◆ Required task
Print the records again, character for character.
================
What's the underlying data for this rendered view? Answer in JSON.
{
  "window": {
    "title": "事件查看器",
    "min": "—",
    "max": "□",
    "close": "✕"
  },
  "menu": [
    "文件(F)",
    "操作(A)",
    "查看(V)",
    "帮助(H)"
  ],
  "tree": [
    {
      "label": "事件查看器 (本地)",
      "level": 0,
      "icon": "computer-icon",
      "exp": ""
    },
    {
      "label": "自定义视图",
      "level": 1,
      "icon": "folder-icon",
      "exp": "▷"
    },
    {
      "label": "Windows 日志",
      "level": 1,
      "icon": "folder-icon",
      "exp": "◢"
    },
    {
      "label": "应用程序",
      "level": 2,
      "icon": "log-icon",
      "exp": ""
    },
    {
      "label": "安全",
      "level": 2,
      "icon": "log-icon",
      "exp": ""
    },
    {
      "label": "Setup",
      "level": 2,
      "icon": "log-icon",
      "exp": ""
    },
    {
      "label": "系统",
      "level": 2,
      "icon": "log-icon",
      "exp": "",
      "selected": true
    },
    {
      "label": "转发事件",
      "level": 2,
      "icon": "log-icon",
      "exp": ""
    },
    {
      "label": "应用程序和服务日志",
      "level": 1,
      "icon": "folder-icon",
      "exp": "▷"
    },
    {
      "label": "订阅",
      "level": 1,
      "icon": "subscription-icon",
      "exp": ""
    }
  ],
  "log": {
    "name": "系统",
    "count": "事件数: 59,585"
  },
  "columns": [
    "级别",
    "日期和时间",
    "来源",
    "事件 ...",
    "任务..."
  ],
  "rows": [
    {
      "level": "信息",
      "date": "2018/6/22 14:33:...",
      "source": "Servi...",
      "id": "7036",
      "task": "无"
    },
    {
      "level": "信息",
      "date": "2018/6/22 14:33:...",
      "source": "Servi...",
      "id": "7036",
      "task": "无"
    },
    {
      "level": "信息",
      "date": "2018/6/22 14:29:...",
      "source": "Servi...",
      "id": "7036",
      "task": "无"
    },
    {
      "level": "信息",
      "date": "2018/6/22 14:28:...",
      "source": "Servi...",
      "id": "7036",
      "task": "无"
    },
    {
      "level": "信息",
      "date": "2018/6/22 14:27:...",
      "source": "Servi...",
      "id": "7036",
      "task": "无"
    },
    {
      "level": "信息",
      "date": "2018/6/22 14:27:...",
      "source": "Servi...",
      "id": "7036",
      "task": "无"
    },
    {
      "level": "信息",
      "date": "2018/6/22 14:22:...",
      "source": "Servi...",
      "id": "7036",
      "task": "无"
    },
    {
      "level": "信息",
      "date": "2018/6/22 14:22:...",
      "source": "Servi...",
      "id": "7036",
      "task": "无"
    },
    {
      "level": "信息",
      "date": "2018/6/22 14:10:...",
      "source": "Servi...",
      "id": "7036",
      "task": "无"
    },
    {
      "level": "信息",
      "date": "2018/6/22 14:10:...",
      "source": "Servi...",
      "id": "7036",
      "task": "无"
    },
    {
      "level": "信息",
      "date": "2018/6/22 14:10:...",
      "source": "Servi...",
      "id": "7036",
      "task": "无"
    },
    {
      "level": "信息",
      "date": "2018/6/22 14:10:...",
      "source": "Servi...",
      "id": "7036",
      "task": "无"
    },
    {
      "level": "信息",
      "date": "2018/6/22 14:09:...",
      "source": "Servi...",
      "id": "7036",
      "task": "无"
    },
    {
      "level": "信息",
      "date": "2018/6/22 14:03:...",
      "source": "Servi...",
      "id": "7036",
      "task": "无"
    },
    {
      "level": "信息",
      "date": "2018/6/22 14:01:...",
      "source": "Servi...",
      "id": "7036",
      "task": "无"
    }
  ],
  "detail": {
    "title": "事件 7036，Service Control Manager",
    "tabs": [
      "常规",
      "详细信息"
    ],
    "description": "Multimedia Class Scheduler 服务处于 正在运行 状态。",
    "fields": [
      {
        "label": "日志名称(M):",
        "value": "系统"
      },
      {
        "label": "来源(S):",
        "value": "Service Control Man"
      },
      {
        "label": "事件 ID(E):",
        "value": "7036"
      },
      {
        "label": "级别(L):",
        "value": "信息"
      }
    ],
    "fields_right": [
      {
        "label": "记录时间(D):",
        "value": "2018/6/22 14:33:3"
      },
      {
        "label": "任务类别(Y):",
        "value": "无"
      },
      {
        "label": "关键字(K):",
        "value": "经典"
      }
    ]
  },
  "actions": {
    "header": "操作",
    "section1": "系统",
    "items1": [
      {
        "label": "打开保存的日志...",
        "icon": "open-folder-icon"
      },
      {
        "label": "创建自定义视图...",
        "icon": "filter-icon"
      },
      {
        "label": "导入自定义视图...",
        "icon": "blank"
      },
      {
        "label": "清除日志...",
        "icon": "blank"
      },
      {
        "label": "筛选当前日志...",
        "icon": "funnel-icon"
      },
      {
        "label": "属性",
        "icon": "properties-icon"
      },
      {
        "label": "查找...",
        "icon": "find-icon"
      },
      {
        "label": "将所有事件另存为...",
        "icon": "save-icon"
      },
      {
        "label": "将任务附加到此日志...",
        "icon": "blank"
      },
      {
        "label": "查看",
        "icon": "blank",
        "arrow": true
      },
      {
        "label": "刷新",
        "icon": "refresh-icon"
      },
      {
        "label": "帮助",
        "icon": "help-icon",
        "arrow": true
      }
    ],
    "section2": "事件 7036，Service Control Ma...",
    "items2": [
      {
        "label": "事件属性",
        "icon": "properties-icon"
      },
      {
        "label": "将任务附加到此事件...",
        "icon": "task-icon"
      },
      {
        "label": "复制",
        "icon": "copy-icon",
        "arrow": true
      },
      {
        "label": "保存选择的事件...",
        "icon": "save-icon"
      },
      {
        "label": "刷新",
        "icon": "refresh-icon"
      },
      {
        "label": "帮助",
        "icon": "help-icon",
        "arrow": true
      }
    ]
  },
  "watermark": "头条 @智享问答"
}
================
◆ Solution for this problem
What's the underlying data for this rendered view? Answer in JSON.
{
  "window": {
    "title": "事件查看器",
    "min": "—",
    "max": "□",
    "close": "✕"
  },
  "menu": [
    "文件(F)",
    "操作(A)",
    "查看(V)",
    "帮助(H)"
  ],
  "tree": [
    {
      "label": "事件查看器 (本地)",
      "level": 0,
      "icon": "computer-icon",
      "exp": ""
    },
    {
      "label": "自定义视图",
      "level": 1,
      "icon": "folder-icon",
      "exp": "▷"
    },
    {
      "label": "Windows 日志",
      "level": 1,
      "icon": "folder-icon",
      "exp": "◢"
    },
    {
      "label": "应用程序",
      "level": 2,
      "icon": "log-icon",
      "exp": ""
    },
    {
      "label": "安全",
      "level": 2,
      "icon": "log-icon",
      "exp": ""
    },
    {
      "label": "Setup",
      "level": 2,
      "icon": "log-icon",
      "exp": ""
    },
    {
      "label": "系统",
      "level": 2,
      "icon": "log-icon",
      "exp": "",
      "selected": true
    },
    {
      "label": "转发事件",
      "level": 2,
      "icon": "log-icon",
      "exp": ""
    },
    {
      "label": "应用程序和服务日志",
      "level": 1,
      "icon": "folder-icon",
      "exp": "▷"
    },
    {
      "label": "订阅",
      "level": 1,
      "icon": "subscription-icon",
      "exp": ""
    }
  ],
  "log": {
    "name": "系统",
    "count": "事件数: 59,585"
  },
  "columns": [
    "级别",
    "日期和时间",
    "来源",
    "事件 ...",
    "任务..."
  ],
  "rows": [
    {
      "level": "信息",
      "date": "2018/6/22 14:33:...",
      "source": "Servi...",
      "id": "7036",
      "task": "无"
    },
    {
      "level": "信息",
      "date": "2018/6/22 14:33:...",
      "source": "Servi...",
      "id": "7036",
      "task": "无"
    },
    {
      "level": "信息",
      "date": "2018/6/22 14:29:...",
      "source": "Servi...",
      "id": "7036",
      "task": "无"
    },
    {
      "level": "信息",
      "date": "2018/6/22 14:28:...",
      "source": "Servi...",
      "id": "7036",
      "task": "无"
    },
    {
      "level": "信息",
      "date": "2018/6/22 14:27:...",
      "source": "Servi...",
      "id": "7036",
      "task": "无"
    },
    {
      "level": "信息",
      "date": "2018/6/22 14:27:...",
      "source": "Servi...",
      "id": "7036",
      "task": "无"
    },
    {
      "level": "信息",
      "date": "2018/6/22 14:22:...",
      "source": "Servi...",
      "id": "7036",
      "task": "无"
    },
    {
      "level": "信息",
      "date": "2018/6/22 14:22:...",
      "source": "Servi...",
      "id": "7036",
      "task": "无"
    },
    {
      "level": "信息",
      "date": "2018/6/22 14:10:...",
      "source": "Servi...",
      "id": "7036",
      "task": "无"
    },
    {
      "level": "信息",
      "date": "2018/6/22 14:10:...",
      "source": "Servi...",
      "id": "7036",
      "task": "无"
    },
    {
      "level": "信息",
      "date": "2018/6/22 14:10:...",
      "source": "Servi...",
      "id": "7036",
      "task": "无"
    },
    {
      "level": "信息",
      "date": "2018/6/22 14:10:...",
      "source": "Servi...",
      "id": "7036",
      "task": "无"
    },
    {
      "level": "信息",
      "date": "2018/6/22 14:09:...",
      "source": "Servi...",
      "id": "7036",
      "task": "无"
    },
    {
      "level": "信息",
      "date": "2018/6/22 14:03:...",
      "source": "Servi...",
      "id": "7036",
      "task": "无"
    },
    {
      "level": "信息",
      "date": "2018/6/22 14:01:...",
      "source": "Servi...",
      "id": "7036",
      "task": "无"
    }
  ],
  "detail": {
    "title": "事件 7036，Service Control Manager",
    "tabs": [
      "常规",
      "详细信息"
    ],
    "description": "Multimedia Class Scheduler 服务处于 正在运行 状态。",
    "fields": [
      {
        "label": "日志名称(M):",
        "value": "系统"
      },
      {
        "label": "来源(S):",
        "value": "Service Control Man"
      },
      {
        "label": "事件 ID(E):",
        "value": "7036"
      },
      {
        "label": "级别(L):",
        "value": "信息"
      }
    ],
    "fields_right": [
      {
        "label": "记录时间(D):",
        "value": "2018/6/22 14:33:3"
      },
      {
        "label": "任务类别(Y):",
        "value": "无"
      },
      {
        "label": "关键字(K):",
        "value": "经典"
      }
    ]
  },
  "actions": {
    "header": "操作",
    "section1": "系统",
    "items1": [
      {
        "label": "打开保存的日志...",
        "icon": "open-folder-icon"
      },
      {
        "label": "创建自定义视图...",
        "icon": "filter-icon"
      },
      {
        "label": "导入自定义视图...",
        "icon": "blank"
      },
      {
        "label": "清除日志...",
        "icon": "blank"
      },
      {
        "label": "筛选当前日志...",
        "icon": "funnel-icon"
      },
      {
        "label": "属性",
        "icon": "properties-icon"
      },
      {
        "label": "查找...",
        "icon": "find-icon"
      },
      {
        "label": "将所有事件另存为...",
        "icon": "save-icon"
      },
      {
        "label": "将任务附加到此日志...",
        "icon": "blank"
      },
      {
        "label": "查看",
        "icon": "blank",
        "arrow": true
      },
      {
        "label": "刷新",
        "icon": "refresh-icon"
      },
      {
        "label": "帮助",
        "icon": "help-icon",
        "arrow": true
      }
    ],
    "section2": "事件 7036，Service Control Ma...",
    "items2": [
      {
        "label": "事件属性",
        "icon": "properties-icon"
      },
      {
        "label": "将任务附加到此事件...",
        "icon": "task-icon"
      },
      {
        "label": "复制",
        "icon": "copy-icon",
        "arrow": true
      },
      {
        "label": "保存选择的事件...",
        "icon": "save-icon"
      },
      {
        "label": "刷新",
        "icon": "refresh-icon"
      },
      {
        "label": "帮助",
        "icon": "help-icon",
        "arrow": true
      }
    ]
  },
  "watermark": "头条 @智享问答"
}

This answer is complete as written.